Task to complete: Reproduce the records exactly.

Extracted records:
▼▼▼
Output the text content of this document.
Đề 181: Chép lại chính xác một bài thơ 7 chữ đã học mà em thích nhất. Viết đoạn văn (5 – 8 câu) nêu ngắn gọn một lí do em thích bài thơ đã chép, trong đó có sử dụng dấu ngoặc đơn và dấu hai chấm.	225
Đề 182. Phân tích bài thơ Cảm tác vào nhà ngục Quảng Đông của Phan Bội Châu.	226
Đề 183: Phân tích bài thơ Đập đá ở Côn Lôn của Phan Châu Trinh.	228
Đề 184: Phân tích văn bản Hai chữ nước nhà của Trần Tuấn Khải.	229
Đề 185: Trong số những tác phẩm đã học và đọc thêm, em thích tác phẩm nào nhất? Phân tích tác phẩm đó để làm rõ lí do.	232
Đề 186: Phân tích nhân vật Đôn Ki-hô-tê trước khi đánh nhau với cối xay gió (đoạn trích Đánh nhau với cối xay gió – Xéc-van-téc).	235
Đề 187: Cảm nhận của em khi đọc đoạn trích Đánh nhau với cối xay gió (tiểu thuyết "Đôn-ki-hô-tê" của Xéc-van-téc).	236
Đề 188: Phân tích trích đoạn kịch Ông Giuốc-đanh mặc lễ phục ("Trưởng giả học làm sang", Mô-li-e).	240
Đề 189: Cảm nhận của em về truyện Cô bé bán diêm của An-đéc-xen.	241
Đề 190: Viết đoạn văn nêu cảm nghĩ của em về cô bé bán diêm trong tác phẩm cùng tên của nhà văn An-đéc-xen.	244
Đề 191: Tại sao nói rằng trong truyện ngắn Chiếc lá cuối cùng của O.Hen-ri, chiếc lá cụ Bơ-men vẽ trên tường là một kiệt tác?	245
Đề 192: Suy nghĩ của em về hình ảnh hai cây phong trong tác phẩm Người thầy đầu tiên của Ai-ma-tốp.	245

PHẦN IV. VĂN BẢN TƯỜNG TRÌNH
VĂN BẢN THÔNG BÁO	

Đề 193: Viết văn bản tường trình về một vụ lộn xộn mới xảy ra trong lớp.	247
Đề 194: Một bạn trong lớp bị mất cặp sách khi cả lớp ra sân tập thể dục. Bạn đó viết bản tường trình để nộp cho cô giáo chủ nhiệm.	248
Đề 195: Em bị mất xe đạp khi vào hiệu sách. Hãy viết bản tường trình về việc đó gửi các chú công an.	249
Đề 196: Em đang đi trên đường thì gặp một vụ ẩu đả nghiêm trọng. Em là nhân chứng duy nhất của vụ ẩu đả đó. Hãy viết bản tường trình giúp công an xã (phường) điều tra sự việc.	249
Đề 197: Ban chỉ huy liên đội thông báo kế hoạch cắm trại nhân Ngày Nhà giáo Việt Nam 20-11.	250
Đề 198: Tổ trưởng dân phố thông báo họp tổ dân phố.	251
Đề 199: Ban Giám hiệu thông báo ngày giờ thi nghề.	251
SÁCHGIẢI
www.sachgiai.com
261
▲▲▲
The reply:
Output the text content of this document.
Đề 181: Chép lại chính xác một bài thơ 7 chữ đã học mà em thích nhất. Viết đoạn văn (5 – 8 câu) nêu ngắn gọn một lí do em thích bài thơ đã chép, trong đó có sử dụng dấu ngoặc đơn và dấu hai chấm.	225
Đề 182. Phân tích bài thơ Cảm tác vào nhà ngục Quảng Đông của Phan Bội Châu.	226
Đề 183: Phân tích bài thơ Đập đá ở Côn Lôn của Phan Châu Trinh.	228
Đề 184: Phân tích văn bản Hai chữ nước nhà của Trần Tuấn Khải.	229
Đề 185: Trong số những tác phẩm đã học và đọc thêm, em thích tác phẩm nào nhất? Phân tích tác phẩm đó để làm rõ lí do.	232
Đề 186: Phân tích nhân vật Đôn Ki-hô-tê trước khi đánh nhau với cối xay gió (đoạn trích Đánh nhau với cối xay gió – Xéc-van-téc).	235
Đề 187: Cảm nhận của em khi đọc đoạn trích Đánh nhau với cối xay gió (tiểu thuyết "Đôn-ki-hô-tê" của Xéc-van-téc).	236
Đề 188: Phân tích trích đoạn kịch Ông Giuốc-đanh mặc lễ phục ("Trưởng giả học làm sang", Mô-li-e).	240
Đề 189: Cảm nhận của em về truyện Cô bé bán diêm của An-đéc-xen.	241
Đề 190: Viết đoạn văn nêu cảm nghĩ của em về cô bé bán diêm trong tác phẩm cùng tên của nhà văn An-đéc-xen.	244
Đề 191: Tại sao nói rằng trong truyện ngắn Chiếc lá cuối cùng của O.Hen-ri, chiếc lá cụ Bơ-men vẽ trên tường là một kiệt tác?	245
Đề 192: Suy nghĩ của em về hình ảnh hai cây phong trong tác phẩm Người thầy đầu tiên của Ai-ma-tốp.	245

PHẦN IV. VĂN BẢN TƯỜNG TRÌNH
VĂN BẢN THÔNG BÁO	

Đề 193: Viết văn bản tường trình về một vụ lộn xộn mới xảy ra trong lớp.	247
Đề 194: Một bạn trong lớp bị mất cặp sách khi cả lớp ra sân tập thể dục. Bạn đó viết bản tường trình để nộp cho cô giáo chủ nhiệm.	248
Đề 195: Em bị mất xe đạp khi vào hiệu sách. Hãy viết bản tường trình về việc đó gửi các chú công an.	249
Đề 196: Em đang đi trên đường thì gặp một vụ ẩu đả nghiêm trọng. Em là nhân chứng duy nhất của vụ ẩu đả đó. Hãy viết bản tường trình giúp công an xã (phường) điều tra sự việc.	249
Đề 197: Ban chỉ huy liên đội thông báo kế hoạch cắm trại nhân Ngày Nhà giáo Việt Nam 20-11.	250
Đề 198: Tổ trưởng dân phố thông báo họp tổ dân phố.	251
Đề 199: Ban Giám hiệu thông báo ngày giờ thi nghề.	251
SÁCHGIẢI
www.sachgiai.com
261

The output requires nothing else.